-- Request --
All of the data below should be written out exactly.

Stored items
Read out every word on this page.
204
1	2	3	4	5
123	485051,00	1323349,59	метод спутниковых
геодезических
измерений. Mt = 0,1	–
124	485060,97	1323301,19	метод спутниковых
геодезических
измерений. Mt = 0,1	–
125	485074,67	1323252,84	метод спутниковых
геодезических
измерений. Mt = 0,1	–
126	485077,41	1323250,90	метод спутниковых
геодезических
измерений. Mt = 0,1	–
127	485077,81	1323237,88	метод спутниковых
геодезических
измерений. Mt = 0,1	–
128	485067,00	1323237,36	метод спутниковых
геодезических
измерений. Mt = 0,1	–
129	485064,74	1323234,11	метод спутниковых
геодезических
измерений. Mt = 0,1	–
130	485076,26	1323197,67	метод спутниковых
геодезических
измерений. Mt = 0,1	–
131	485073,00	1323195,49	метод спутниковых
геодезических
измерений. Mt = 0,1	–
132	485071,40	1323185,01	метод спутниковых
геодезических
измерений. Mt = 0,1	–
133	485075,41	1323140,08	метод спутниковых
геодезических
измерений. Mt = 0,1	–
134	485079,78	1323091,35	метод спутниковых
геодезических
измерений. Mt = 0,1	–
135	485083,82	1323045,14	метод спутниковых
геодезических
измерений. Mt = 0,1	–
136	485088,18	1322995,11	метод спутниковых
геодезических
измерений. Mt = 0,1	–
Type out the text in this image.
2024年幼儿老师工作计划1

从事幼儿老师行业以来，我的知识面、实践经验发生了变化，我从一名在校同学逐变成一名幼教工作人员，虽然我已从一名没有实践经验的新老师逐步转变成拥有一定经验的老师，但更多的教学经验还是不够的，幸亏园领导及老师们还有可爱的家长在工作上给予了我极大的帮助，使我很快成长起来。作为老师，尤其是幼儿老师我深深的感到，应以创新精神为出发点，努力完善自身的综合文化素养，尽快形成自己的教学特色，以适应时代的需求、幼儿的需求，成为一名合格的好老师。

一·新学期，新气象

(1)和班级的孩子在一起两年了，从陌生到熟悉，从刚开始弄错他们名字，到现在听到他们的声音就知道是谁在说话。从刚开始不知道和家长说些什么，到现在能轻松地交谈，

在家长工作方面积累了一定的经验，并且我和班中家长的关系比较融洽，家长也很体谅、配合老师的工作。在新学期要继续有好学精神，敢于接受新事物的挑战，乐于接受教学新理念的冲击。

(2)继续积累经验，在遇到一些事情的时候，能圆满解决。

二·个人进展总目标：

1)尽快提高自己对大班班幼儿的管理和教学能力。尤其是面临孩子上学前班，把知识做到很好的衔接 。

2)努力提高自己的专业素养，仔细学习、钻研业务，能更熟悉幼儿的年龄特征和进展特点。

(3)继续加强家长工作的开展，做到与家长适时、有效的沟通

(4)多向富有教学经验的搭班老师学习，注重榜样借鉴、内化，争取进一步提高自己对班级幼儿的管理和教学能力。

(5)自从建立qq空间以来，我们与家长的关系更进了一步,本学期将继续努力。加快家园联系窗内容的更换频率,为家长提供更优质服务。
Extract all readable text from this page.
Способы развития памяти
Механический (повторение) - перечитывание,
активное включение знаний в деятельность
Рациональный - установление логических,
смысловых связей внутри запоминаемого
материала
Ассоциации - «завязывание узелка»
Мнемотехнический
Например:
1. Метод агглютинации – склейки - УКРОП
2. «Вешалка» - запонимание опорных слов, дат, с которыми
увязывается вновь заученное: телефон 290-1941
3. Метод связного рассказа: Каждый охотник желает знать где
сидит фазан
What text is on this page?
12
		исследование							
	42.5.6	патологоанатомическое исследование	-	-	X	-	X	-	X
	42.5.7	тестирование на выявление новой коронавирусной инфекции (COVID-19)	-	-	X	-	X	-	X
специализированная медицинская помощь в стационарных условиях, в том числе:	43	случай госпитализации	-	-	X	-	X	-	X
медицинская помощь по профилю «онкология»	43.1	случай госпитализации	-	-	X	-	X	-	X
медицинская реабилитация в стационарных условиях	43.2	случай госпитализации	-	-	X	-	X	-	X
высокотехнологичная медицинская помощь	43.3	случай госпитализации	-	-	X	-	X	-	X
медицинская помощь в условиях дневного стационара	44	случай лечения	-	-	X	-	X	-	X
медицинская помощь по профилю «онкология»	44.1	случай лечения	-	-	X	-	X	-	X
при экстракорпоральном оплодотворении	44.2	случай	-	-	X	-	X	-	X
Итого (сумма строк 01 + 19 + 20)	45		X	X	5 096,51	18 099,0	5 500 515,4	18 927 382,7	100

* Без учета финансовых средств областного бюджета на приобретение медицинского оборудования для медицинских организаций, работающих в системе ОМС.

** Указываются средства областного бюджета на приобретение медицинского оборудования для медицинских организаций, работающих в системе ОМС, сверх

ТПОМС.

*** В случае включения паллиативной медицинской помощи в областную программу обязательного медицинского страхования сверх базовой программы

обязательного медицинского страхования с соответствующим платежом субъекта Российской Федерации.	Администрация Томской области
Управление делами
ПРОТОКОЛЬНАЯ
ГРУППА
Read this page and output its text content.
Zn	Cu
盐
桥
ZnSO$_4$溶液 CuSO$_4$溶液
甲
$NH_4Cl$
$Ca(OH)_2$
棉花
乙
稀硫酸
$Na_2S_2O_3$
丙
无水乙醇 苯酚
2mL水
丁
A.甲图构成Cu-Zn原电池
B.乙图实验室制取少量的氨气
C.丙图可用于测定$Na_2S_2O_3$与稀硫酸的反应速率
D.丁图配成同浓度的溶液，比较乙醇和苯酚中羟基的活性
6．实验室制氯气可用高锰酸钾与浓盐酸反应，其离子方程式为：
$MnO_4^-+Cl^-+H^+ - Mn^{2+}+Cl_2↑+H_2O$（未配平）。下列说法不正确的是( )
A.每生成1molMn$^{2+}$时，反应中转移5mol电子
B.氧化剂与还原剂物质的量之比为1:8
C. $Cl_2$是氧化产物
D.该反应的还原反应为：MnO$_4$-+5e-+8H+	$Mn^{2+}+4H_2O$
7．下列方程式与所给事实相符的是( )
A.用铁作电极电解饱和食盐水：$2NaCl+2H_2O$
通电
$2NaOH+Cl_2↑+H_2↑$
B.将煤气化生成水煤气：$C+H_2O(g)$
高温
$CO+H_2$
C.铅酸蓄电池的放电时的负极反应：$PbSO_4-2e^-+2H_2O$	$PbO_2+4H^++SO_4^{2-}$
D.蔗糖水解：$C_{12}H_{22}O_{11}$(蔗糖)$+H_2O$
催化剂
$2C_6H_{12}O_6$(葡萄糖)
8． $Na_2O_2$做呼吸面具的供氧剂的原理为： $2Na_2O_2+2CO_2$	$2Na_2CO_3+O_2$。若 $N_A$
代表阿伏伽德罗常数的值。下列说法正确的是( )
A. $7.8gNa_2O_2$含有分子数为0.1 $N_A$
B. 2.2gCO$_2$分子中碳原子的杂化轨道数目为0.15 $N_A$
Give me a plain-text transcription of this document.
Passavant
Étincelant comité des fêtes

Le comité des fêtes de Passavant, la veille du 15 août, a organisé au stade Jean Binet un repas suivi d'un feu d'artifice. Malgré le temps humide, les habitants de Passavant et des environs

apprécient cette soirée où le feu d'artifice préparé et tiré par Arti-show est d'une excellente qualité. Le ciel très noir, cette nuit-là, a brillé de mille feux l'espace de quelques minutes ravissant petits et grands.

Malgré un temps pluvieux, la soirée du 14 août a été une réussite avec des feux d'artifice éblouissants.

-- Written answer --
Read out every word on this page.
204
1	2	3	4	5
123	485051,00	1323349,59	метод спутниковых
геодезических
измерений. Mt = 0,1	–
124	485060,97	1323301,19	метод спутниковых
геодезических
измерений. Mt = 0,1	–
125	485074,67	1323252,84	метод спутниковых
геодезических
измерений. Mt = 0,1	–
126	485077,41	1323250,90	метод спутниковых
геодезических
измерений. Mt = 0,1	–
127	485077,81	1323237,88	метод спутниковых
геодезических
измерений. Mt = 0,1	–
128	485067,00	1323237,36	метод спутниковых
геодезических
измерений. Mt = 0,1	–
129	485064,74	1323234,11	метод спутниковых
геодезических
измерений. Mt = 0,1	–
130	485076,26	1323197,67	метод спутниковых
геодезических
измерений. Mt = 0,1	–
131	485073,00	1323195,49	метод спутниковых
геодезических
измерений. Mt = 0,1	–
132	485071,40	1323185,01	метод спутниковых
геодезических
измерений. Mt = 0,1	–
133	485075,41	1323140,08	метод спутниковых
геодезических
измерений. Mt = 0,1	–
134	485079,78	1323091,35	метод спутниковых
геодезических
измерений. Mt = 0,1	–
135	485083,82	1323045,14	метод спутниковых
геодезических
измерений. Mt = 0,1	–
136	485088,18	1322995,11	метод спутниковых
геодезических
измерений. Mt = 0,1	–
Type out the text in this image.
2024年幼儿老师工作计划1

从事幼儿老师行业以来，我的知识面、实践经验发生了变化，我从一名在校同学逐变成一名幼教工作人员，虽然我已从一名没有实践经验的新老师逐步转变成拥有一定经验的老师，但更多的教学经验还是不够的，幸亏园领导及老师们还有可爱的家长在工作上给予了我极大的帮助，使我很快成长起来。作为老师，尤其是幼儿老师我深深的感到，应以创新精神为出发点，努力完善自身的综合文化素养，尽快形成自己的教学特色，以适应时代的需求、幼儿的需求，成为一名合格的好老师。

一·新学期，新气象

(1)和班级的孩子在一起两年了，从陌生到熟悉，从刚开始弄错他们名字，到现在听到他们的声音就知道是谁在说话。从刚开始不知道和家长说些什么，到现在能轻松地交谈，

在家长工作方面积累了一定的经验，并且我和班中家长的关系比较融洽，家长也很体谅、配合老师的工作。在新学期要继续有好学精神，敢于接受新事物的挑战，乐于接受教学新理念的冲击。

(2)继续积累经验，在遇到一些事情的时候，能圆满解决。

二·个人进展总目标：

1)尽快提高自己对大班班幼儿的管理和教学能力。尤其是面临孩子上学前班，把知识做到很好的衔接 。

2)努力提高自己的专业素养，仔细学习、钻研业务，能更熟悉幼儿的年龄特征和进展特点。

(3)继续加强家长工作的开展，做到与家长适时、有效的沟通

(4)多向富有教学经验的搭班老师学习，注重榜样借鉴、内化，争取进一步提高自己对班级幼儿的管理和教学能力。

(5)自从建立qq空间以来，我们与家长的关系更进了一步,本学期将继续努力。加快家园联系窗内容的更换频率,为家长提供更优质服务。
Extract all readable text from this page.
Способы развития памяти
Механический (повторение) - перечитывание,
активное включение знаний в деятельность
Рациональный - установление логических,
смысловых связей внутри запоминаемого
материала
Ассоциации - «завязывание узелка»
Мнемотехнический
Например:
1. Метод агглютинации – склейки - УКРОП
2. «Вешалка» - запонимание опорных слов, дат, с которыми
увязывается вновь заученное: телефон 290-1941
3. Метод связного рассказа: Каждый охотник желает знать где
сидит фазан
What text is on this page?
12
		исследование							
	42.5.6	патологоанатомическое исследование	-	-	X	-	X	-	X
	42.5.7	тестирование на выявление новой коронавирусной инфекции (COVID-19)	-	-	X	-	X	-	X
специализированная медицинская помощь в стационарных условиях, в том числе:	43	случай госпитализации	-	-	X	-	X	-	X
медицинская помощь по профилю «онкология»	43.1	случай госпитализации	-	-	X	-	X	-	X
медицинская реабилитация в стационарных условиях	43.2	случай госпитализации	-	-	X	-	X	-	X
высокотехнологичная медицинская помощь	43.3	случай госпитализации	-	-	X	-	X	-	X
медицинская помощь в условиях дневного стационара	44	случай лечения	-	-	X	-	X	-	X
медицинская помощь по профилю «онкология»	44.1	случай лечения	-	-	X	-	X	-	X
при экстракорпоральном оплодотворении	44.2	случай	-	-	X	-	X	-	X
Итого (сумма строк 01 + 19 + 20)	45		X	X	5 096,51	18 099,0	5 500 515,4	18 927 382,7	100

* Без учета финансовых средств областного бюджета на приобретение медицинского оборудования для медицинских организаций, работающих в системе ОМС.

** Указываются средства областного бюджета на приобретение медицинского оборудования для медицинских организаций, работающих в системе ОМС, сверх

ТПОМС.

*** В случае включения паллиативной медицинской помощи в областную программу обязательного медицинского страхования сверх базовой программы

обязательного медицинского страхования с соответствующим платежом субъекта Российской Федерации.	Администрация Томской области
Управление делами
ПРОТОКОЛЬНАЯ
ГРУППА
Read this page and output its text content.
Zn	Cu
盐
桥
ZnSO$_4$溶液 CuSO$_4$溶液
甲
$NH_4Cl$
$Ca(OH)_2$
棉花
乙
稀硫酸
$Na_2S_2O_3$
丙
无水乙醇 苯酚
2mL水
丁
A.甲图构成Cu-Zn原电池
B.乙图实验室制取少量的氨气
C.丙图可用于测定$Na_2S_2O_3$与稀硫酸的反应速率
D.丁图配成同浓度的溶液，比较乙醇和苯酚中羟基的活性
6．实验室制氯气可用高锰酸钾与浓盐酸反应，其离子方程式为：
$MnO_4^-+Cl^-+H^+ - Mn^{2+}+Cl_2↑+H_2O$（未配平）。下列说法不正确的是( )
A.每生成1molMn$^{2+}$时，反应中转移5mol电子
B.氧化剂与还原剂物质的量之比为1:8
C. $Cl_2$是氧化产物
D.该反应的还原反应为：MnO$_4$-+5e-+8H+	$Mn^{2+}+4H_2O$
7．下列方程式与所给事实相符的是( )
A.用铁作电极电解饱和食盐水：$2NaCl+2H_2O$
通电
$2NaOH+Cl_2↑+H_2↑$
B.将煤气化生成水煤气：$C+H_2O(g)$
高温
$CO+H_2$
C.铅酸蓄电池的放电时的负极反应：$PbSO_4-2e^-+2H_2O$	$PbO_2+4H^++SO_4^{2-}$
D.蔗糖水解：$C_{12}H_{22}O_{11}$(蔗糖)$+H_2O$
催化剂
$2C_6H_{12}O_6$(葡萄糖)
8． $Na_2O_2$做呼吸面具的供氧剂的原理为： $2Na_2O_2+2CO_2$	$2Na_2CO_3+O_2$。若 $N_A$
代表阿伏伽德罗常数的值。下列说法正确的是( )
A. $7.8gNa_2O_2$含有分子数为0.1 $N_A$
B. 2.2gCO$_2$分子中碳原子的杂化轨道数目为0.15 $N_A$
Give me a plain-text transcription of this document.
Passavant
Étincelant comité des fêtes

Le comité des fêtes de Passavant, la veille du 15 août, a organisé au stade Jean Binet un repas suivi d'un feu d'artifice. Malgré le temps humide, les habitants de Passavant et des environs

apprécient cette soirée où le feu d'artifice préparé et tiré par Arti-show est d'une excellente qualité. Le ciel très noir, cette nuit-là, a brillé de mille feux l'espace de quelques minutes ravissant petits et grands.

Malgré un temps pluvieux, la soirée du 14 août a été une réussite avec des feux d'artifice éblouissants.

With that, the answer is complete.